• **EXERCISE DIRECTIONS**:
Return nothing but the lines from the line with "Extract all readable text from this page." through the last line of the entries that follow, copied exactly and free of pictures.

(Stored records)

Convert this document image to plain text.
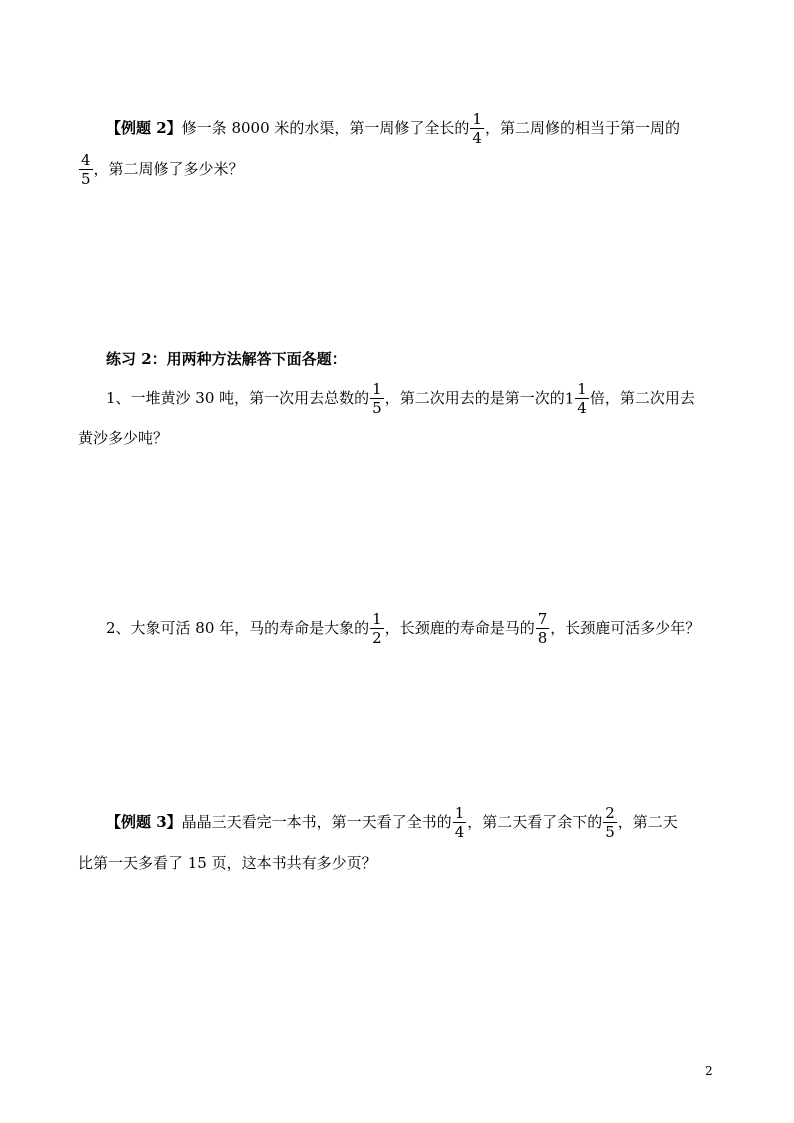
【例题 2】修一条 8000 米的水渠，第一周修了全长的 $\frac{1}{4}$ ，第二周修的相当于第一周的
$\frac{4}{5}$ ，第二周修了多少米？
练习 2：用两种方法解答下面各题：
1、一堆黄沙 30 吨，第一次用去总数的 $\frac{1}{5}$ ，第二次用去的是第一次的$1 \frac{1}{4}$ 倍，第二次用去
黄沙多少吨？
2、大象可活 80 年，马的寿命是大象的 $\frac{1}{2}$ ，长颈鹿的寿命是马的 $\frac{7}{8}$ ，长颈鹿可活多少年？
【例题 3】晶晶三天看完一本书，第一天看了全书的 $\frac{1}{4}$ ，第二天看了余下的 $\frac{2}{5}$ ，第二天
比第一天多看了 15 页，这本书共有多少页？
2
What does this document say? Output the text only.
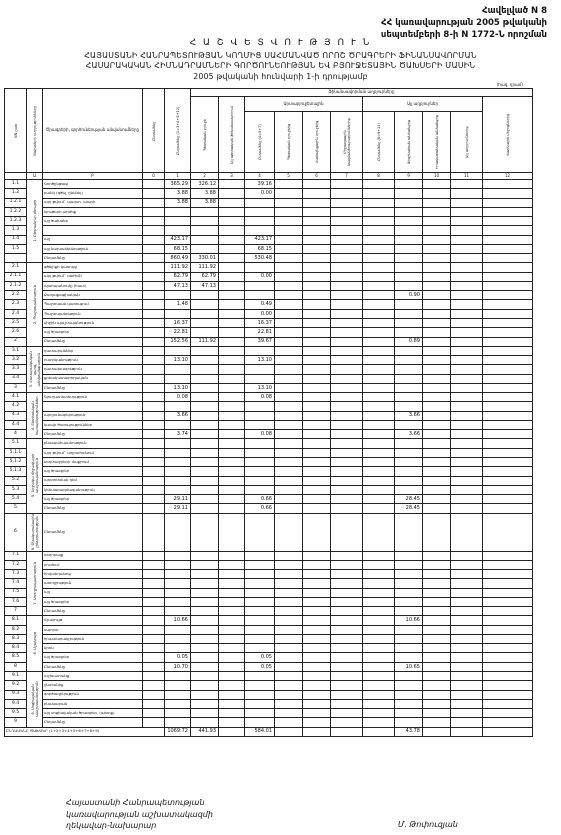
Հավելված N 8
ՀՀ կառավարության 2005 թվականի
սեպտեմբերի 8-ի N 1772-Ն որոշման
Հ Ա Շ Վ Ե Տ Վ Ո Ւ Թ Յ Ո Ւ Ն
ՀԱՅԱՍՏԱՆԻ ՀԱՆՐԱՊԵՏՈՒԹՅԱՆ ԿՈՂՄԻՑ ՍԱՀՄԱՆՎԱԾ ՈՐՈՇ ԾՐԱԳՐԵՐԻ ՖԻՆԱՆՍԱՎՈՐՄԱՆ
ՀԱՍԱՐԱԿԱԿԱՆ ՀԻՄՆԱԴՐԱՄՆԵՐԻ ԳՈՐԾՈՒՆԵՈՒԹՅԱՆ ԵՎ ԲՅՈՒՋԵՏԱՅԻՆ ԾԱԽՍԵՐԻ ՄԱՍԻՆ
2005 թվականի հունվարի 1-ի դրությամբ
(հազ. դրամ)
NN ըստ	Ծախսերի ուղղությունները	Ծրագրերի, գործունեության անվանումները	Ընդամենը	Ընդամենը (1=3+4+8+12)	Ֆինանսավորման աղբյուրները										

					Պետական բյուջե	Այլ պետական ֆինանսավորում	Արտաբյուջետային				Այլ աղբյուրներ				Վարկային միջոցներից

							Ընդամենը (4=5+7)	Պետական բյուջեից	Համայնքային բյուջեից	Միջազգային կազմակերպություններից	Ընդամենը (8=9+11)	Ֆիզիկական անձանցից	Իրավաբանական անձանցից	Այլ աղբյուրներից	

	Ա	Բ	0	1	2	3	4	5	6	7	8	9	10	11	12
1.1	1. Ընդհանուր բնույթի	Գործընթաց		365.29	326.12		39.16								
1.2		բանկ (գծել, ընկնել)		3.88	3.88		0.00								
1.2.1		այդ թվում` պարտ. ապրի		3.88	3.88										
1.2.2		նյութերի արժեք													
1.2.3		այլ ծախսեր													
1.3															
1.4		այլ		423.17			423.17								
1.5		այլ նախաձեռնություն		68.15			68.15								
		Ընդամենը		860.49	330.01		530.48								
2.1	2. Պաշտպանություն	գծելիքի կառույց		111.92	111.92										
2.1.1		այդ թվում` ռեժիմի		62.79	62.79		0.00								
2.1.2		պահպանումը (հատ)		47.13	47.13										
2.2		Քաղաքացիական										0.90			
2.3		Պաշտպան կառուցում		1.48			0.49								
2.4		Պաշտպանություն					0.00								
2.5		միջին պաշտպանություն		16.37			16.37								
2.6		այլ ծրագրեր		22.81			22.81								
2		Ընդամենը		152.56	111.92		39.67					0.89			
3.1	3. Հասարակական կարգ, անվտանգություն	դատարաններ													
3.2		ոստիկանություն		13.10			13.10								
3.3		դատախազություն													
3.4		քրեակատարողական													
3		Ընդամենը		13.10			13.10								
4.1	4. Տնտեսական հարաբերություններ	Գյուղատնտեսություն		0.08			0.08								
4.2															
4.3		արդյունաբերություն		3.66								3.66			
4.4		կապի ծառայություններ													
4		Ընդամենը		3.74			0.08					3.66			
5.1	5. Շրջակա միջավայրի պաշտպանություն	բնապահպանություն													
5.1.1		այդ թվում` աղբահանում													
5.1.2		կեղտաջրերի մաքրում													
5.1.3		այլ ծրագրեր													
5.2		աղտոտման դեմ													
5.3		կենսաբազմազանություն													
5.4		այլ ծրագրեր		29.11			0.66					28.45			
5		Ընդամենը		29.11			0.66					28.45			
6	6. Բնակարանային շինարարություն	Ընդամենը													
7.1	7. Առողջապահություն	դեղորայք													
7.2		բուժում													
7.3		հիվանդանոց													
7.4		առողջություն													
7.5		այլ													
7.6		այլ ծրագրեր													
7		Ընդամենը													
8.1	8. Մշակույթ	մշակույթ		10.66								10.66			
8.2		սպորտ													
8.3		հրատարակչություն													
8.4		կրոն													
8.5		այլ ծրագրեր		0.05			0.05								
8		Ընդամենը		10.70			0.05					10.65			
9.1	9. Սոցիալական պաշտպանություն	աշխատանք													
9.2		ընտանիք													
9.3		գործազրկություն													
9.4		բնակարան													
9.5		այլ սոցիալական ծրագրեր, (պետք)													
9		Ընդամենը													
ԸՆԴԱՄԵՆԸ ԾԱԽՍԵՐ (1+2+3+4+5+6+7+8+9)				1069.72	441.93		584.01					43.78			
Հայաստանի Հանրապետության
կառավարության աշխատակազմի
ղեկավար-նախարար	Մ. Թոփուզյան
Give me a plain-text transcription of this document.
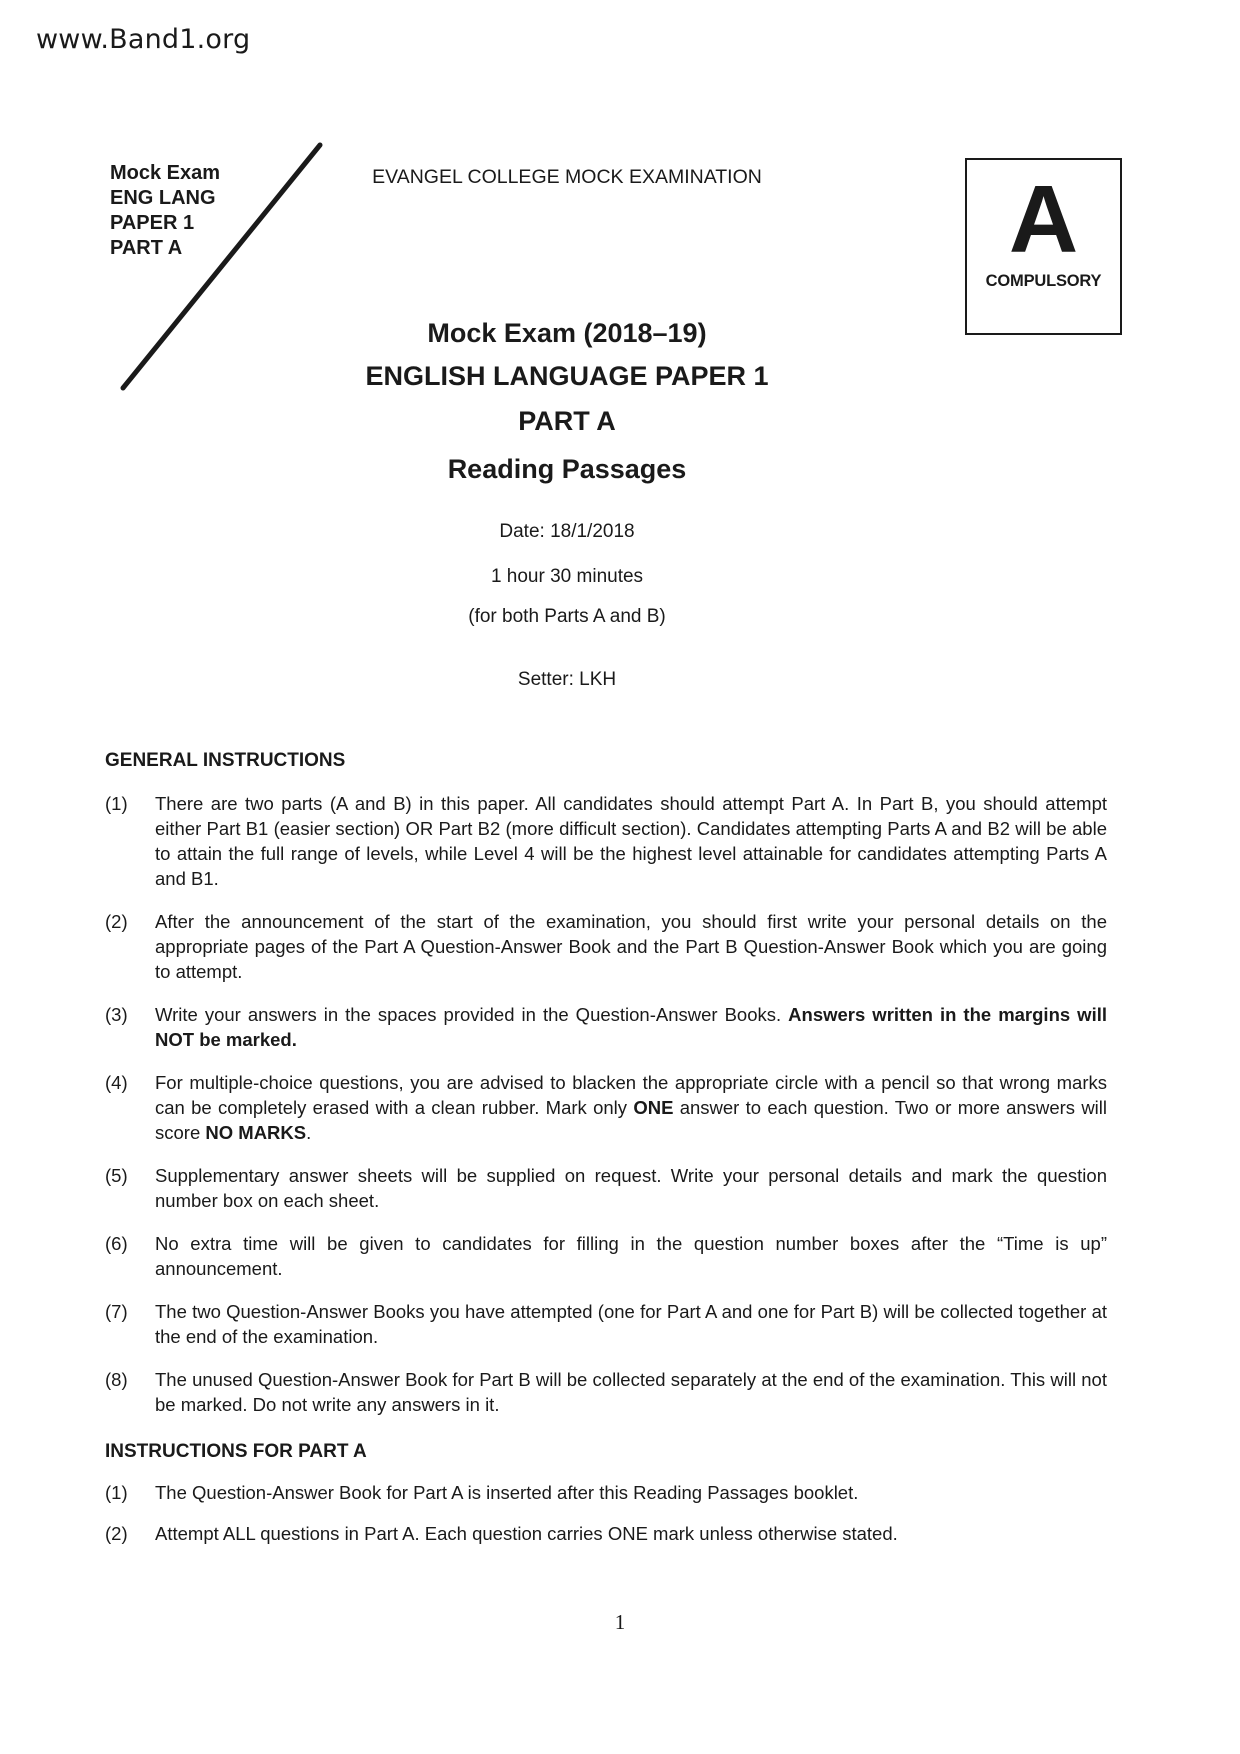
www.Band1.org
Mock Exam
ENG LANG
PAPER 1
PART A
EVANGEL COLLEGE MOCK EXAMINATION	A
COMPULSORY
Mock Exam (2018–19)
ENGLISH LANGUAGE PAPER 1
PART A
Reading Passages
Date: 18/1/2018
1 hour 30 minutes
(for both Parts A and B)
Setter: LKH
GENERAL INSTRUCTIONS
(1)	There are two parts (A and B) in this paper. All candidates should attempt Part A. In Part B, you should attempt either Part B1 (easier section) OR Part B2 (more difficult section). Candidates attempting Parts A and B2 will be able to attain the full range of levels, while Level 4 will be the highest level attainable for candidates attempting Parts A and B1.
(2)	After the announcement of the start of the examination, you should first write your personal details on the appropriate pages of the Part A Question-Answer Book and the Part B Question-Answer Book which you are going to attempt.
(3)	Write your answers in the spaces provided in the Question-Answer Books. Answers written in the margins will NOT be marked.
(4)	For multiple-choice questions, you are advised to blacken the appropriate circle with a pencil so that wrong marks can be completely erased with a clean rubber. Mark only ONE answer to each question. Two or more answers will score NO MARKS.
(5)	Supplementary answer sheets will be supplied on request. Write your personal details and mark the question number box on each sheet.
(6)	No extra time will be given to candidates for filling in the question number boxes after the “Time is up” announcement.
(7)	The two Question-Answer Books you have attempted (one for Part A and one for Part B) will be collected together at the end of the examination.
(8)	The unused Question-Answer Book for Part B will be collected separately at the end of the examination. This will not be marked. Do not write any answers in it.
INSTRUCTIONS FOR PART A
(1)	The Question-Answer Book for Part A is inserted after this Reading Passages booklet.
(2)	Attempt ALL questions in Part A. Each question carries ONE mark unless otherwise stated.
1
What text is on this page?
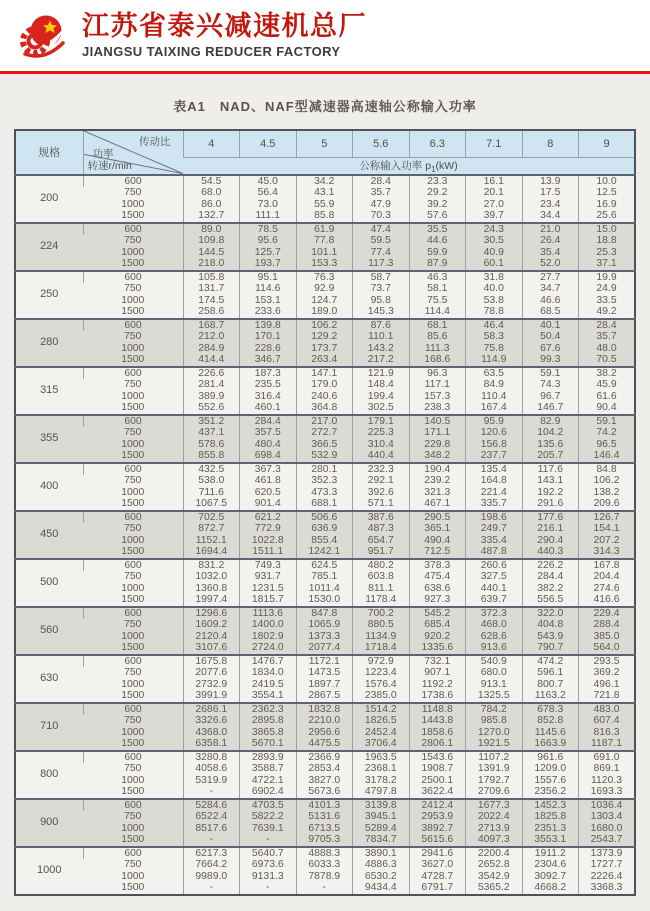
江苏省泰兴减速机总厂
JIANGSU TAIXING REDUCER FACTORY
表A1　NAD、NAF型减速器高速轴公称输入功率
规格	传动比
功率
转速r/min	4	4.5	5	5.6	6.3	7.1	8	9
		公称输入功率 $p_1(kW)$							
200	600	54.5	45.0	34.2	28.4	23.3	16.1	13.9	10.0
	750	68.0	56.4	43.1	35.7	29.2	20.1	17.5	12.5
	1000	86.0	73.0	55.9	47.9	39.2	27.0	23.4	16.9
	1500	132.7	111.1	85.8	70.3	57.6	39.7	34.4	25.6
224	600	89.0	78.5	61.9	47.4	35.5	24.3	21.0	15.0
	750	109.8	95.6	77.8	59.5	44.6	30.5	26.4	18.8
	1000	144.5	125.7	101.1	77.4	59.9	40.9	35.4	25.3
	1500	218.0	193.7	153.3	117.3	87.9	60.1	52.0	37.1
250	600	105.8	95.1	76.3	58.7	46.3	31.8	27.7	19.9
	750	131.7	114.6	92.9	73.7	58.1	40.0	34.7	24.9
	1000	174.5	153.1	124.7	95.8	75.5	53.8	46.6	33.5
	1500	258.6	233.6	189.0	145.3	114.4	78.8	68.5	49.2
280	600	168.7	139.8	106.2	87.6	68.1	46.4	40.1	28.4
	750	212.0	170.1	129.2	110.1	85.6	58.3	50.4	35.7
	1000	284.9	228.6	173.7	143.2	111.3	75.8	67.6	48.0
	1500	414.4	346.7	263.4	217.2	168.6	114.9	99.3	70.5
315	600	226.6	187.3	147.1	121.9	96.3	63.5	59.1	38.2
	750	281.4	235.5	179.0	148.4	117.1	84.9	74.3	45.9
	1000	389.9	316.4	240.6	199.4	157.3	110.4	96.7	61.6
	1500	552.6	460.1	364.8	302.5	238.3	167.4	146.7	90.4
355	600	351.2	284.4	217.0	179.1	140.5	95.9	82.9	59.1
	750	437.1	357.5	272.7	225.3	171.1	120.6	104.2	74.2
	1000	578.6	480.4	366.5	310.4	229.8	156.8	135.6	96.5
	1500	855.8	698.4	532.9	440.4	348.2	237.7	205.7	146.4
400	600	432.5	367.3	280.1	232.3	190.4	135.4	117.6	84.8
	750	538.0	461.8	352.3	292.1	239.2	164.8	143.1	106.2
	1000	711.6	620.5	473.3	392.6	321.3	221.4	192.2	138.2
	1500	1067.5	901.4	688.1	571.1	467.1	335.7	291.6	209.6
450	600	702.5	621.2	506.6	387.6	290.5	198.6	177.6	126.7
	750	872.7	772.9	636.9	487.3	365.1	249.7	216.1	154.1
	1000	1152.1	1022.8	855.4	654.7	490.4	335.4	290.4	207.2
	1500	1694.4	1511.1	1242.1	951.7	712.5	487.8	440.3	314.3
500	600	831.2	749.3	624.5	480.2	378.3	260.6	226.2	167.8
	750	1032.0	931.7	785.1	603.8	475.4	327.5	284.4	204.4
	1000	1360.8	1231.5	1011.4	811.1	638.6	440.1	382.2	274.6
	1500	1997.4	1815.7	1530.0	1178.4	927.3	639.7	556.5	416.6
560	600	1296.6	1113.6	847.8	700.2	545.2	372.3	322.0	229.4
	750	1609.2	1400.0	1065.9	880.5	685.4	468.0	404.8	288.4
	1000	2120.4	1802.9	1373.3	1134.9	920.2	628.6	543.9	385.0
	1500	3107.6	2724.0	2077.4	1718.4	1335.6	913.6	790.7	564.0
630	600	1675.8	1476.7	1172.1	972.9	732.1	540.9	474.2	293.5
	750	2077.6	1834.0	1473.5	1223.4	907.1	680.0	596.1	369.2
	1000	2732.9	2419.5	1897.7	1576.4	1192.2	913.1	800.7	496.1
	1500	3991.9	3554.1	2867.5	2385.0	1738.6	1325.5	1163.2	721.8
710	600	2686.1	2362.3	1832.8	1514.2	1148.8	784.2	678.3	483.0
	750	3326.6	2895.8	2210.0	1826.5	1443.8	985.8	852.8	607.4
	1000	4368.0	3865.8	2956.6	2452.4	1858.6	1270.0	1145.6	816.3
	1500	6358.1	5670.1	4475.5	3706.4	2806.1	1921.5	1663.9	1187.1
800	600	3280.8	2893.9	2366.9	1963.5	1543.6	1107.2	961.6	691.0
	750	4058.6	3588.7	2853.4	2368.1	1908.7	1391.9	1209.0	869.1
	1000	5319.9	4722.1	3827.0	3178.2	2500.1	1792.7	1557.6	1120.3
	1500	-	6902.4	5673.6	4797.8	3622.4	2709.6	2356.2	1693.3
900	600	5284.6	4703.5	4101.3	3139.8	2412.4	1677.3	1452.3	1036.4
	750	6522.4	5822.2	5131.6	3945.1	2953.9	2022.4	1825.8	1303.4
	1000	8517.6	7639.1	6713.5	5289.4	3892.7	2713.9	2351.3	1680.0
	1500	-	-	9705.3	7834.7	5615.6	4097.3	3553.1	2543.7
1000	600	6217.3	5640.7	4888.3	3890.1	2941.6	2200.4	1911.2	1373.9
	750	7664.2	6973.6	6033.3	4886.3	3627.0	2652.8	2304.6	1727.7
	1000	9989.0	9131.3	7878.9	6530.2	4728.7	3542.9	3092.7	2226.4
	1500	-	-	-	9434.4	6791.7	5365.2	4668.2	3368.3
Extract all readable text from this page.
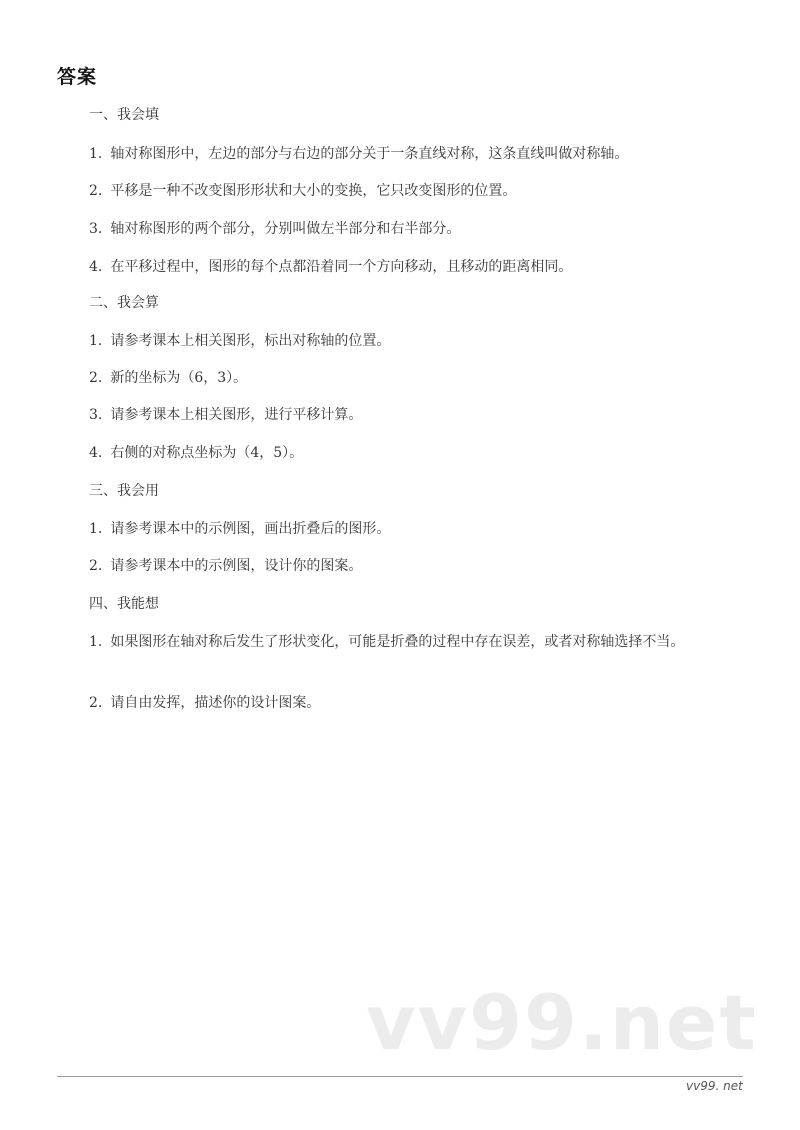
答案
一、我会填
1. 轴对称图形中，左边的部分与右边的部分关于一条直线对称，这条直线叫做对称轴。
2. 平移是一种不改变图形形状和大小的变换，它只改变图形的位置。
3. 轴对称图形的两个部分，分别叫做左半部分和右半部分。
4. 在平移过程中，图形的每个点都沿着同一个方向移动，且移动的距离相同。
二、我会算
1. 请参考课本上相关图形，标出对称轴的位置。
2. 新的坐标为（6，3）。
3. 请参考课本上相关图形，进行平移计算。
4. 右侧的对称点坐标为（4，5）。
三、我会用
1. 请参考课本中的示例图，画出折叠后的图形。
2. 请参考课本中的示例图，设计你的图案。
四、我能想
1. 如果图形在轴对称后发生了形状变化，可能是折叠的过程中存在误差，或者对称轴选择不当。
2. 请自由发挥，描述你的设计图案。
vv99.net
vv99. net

• **RESULT FOR THIS EXERCISE**:
Extract all readable text from this page.
答案
一、我会填
1. 轴对称图形中，左边的部分与右边的部分关于一条直线对称，这条直线叫做对称轴。
2. 平移是一种不改变图形形状和大小的变换，它只改变图形的位置。
3. 轴对称图形的两个部分，分别叫做左半部分和右半部分。
4. 在平移过程中，图形的每个点都沿着同一个方向移动，且移动的距离相同。
二、我会算
1. 请参考课本上相关图形，标出对称轴的位置。
2. 新的坐标为（6，3）。
3. 请参考课本上相关图形，进行平移计算。
4. 右侧的对称点坐标为（4，5）。
三、我会用
1. 请参考课本中的示例图，画出折叠后的图形。
2. 请参考课本中的示例图，设计你的图案。
四、我能想
1. 如果图形在轴对称后发生了形状变化，可能是折叠的过程中存在误差，或者对称轴选择不当。
2. 请自由发挥，描述你的设计图案。
vv99.net
vv99. net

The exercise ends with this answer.